> **Given passage**:
Now that all partners from five countries—Estonia, France, Austria, Belgium and Czech Republic—have filled their part in building the Mars house, constructed for extreme living conditions, the self-erecting house with a unique design is complete. It is very likely that it will be used in future space related experiments.

The international Mars house project began at the beginning of 2013 and Estonians were given a task of great responsibility—creating the technology of the self-erecting house. In January 2015, researchers of the University of Tartu Institute of Technology finished their part of the project and sent the house, which packs and unpacks itself within a few minutes, to France where partners continued to install the interior and life-providing systems.

By now the house, which was named after the challenging living conditions on planet Mars, is complete and it was presented on 15 December in Strasbourg in France at the International Space University. Mars house project manager at UT Institute of Technology Priit Kull said that in all likelihood the Mars house will remain at the International Space University: “Starting next year, the house is on the market, so to say, and then we will see what the market wants of it.”

Kull was hopeful that after the successful completion of the Mars house, the UT team will get new opportunities to participate in similar projects. “There have been some talks, but nothing certain as of yet,” Kull implied.

In its packed form the house is a 6 metres long and 2.4 metres wide box, which weighs 6000 kg and fits on the trailer of a large truck. In a typical mission scenario, the construction can house two people for at least two weeks. The building has all the necessary rooms and its design resembles a classical home: sleeping area, kitchen, bathroom, toilet and work rooms.

Researchers of UT Institute of Technology built the Mars house in the framework of the international SHEE project. The goal of the SHEE project is to develop a planetary habitat testbed for terrestrial analogue simulations. The so called Mars house is well-suited, for example, to use on Earth in disaster areas or in extreme conditions during research work.

> **Records shown**:
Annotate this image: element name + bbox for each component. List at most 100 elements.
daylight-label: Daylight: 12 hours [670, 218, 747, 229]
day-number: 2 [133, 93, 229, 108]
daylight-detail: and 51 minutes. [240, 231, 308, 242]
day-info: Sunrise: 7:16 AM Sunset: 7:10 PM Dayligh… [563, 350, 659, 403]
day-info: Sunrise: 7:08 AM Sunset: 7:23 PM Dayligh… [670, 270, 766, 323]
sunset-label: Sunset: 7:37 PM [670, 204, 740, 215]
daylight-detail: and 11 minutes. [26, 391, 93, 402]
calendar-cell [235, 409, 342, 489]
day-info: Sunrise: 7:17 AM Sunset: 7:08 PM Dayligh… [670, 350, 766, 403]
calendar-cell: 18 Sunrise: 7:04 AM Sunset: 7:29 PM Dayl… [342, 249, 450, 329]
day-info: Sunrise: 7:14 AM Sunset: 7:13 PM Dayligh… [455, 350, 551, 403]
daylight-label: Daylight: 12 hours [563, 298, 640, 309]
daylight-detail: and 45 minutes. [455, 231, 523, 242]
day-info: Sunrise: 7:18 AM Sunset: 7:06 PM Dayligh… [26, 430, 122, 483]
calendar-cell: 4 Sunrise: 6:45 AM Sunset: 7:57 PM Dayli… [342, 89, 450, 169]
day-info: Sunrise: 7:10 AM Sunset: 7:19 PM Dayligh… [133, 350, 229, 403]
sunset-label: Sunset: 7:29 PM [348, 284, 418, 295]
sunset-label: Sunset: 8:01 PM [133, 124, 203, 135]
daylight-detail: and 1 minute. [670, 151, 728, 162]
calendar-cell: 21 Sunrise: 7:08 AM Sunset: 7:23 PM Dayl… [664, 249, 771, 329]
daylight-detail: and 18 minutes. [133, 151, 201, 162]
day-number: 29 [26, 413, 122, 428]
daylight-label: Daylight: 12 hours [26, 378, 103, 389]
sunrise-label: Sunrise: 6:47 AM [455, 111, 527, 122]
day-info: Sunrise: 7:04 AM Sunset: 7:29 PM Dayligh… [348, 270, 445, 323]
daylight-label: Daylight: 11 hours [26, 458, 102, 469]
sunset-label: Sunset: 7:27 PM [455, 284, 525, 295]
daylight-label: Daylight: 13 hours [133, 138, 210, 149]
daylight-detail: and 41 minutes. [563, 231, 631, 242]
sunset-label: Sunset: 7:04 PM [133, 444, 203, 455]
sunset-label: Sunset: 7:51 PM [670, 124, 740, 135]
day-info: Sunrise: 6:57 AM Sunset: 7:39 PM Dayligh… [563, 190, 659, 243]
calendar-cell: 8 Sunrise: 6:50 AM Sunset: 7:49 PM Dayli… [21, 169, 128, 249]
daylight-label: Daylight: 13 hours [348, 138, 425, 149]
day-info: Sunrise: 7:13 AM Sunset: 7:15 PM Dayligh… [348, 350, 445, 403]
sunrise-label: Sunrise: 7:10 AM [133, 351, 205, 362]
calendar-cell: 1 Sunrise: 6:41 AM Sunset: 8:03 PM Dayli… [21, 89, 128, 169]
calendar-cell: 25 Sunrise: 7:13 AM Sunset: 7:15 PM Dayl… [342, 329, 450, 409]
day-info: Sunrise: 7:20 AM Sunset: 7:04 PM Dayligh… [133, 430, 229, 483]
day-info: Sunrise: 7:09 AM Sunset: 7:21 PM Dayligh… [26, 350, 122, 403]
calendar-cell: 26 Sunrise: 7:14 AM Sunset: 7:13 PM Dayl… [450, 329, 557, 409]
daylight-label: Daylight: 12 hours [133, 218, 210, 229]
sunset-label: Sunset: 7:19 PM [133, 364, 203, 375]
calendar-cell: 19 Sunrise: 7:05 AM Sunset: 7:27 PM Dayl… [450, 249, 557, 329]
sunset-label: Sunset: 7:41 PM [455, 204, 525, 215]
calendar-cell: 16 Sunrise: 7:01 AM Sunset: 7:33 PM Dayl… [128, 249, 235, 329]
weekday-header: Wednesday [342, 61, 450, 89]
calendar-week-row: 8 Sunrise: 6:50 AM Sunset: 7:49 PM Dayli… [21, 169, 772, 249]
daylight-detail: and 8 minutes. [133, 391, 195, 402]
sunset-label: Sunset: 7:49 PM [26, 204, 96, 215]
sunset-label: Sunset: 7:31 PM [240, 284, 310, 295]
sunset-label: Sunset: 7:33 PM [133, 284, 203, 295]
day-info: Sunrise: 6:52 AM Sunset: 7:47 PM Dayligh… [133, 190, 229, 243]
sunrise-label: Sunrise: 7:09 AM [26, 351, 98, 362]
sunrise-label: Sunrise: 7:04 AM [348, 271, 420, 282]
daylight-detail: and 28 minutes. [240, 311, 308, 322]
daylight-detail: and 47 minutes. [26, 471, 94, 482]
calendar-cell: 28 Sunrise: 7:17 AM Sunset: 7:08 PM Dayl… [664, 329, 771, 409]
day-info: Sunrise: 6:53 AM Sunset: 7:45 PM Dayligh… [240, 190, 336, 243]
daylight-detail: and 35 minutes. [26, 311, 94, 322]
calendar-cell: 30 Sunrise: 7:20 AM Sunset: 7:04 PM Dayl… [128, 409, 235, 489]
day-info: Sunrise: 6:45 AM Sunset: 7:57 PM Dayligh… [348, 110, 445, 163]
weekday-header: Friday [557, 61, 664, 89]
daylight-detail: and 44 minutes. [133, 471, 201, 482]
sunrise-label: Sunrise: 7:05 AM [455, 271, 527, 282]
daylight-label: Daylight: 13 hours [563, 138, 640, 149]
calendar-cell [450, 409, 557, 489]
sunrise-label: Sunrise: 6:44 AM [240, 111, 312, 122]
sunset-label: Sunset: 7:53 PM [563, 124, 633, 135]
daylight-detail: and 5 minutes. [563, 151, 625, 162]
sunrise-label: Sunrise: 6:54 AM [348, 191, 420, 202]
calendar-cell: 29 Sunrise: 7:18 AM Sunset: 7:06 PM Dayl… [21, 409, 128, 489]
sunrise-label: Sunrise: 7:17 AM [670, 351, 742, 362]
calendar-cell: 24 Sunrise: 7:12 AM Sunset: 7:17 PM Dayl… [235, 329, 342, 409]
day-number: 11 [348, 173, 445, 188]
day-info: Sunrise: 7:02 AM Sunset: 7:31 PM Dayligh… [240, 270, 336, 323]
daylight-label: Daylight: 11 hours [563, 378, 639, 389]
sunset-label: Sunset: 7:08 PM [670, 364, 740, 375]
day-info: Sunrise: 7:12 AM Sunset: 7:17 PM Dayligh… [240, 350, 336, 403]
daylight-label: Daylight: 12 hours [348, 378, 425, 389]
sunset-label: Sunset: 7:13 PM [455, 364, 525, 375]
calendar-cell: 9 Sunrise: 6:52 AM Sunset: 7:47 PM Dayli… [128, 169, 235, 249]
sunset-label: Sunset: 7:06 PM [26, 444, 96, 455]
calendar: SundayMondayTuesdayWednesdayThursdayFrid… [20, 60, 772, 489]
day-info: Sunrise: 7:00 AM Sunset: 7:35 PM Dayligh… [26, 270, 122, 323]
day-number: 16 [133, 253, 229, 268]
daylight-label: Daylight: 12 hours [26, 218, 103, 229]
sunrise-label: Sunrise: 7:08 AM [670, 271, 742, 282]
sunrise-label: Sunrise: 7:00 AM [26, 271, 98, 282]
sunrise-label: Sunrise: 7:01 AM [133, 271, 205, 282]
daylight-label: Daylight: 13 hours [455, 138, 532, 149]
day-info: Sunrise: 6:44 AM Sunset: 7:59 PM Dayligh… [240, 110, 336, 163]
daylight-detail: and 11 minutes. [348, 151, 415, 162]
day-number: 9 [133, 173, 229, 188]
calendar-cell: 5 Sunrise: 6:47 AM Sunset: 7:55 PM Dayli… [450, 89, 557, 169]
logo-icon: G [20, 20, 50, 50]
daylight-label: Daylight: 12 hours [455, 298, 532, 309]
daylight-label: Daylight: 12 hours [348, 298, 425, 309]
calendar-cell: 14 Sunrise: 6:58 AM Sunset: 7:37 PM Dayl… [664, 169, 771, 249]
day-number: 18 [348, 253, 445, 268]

> **What is being asked**:
In the Mars house article, pull out the passage starting at "Now that all" and ending at "and life-providing systems.", word for word.

> **Task answer**:
Now that all partners from five countries—Estonia, France, Austria, Belgium and Czech Republic—have filled their part in building the Mars house, constructed for extreme living conditions, the self-erecting house with a unique design is complete. It is very likely that it will be used in future space related experiments.

The international Mars house project began at the beginning of 2013 and Estonians were given a task of great responsibility—creating the technology of the self-erecting house. In January 2015, researchers of the University of Tartu Institute of Technology finished their part of the project and sent the house, which packs and unpacks itself within a few minutes, to France where partners continued to install the interior and life-providing systems.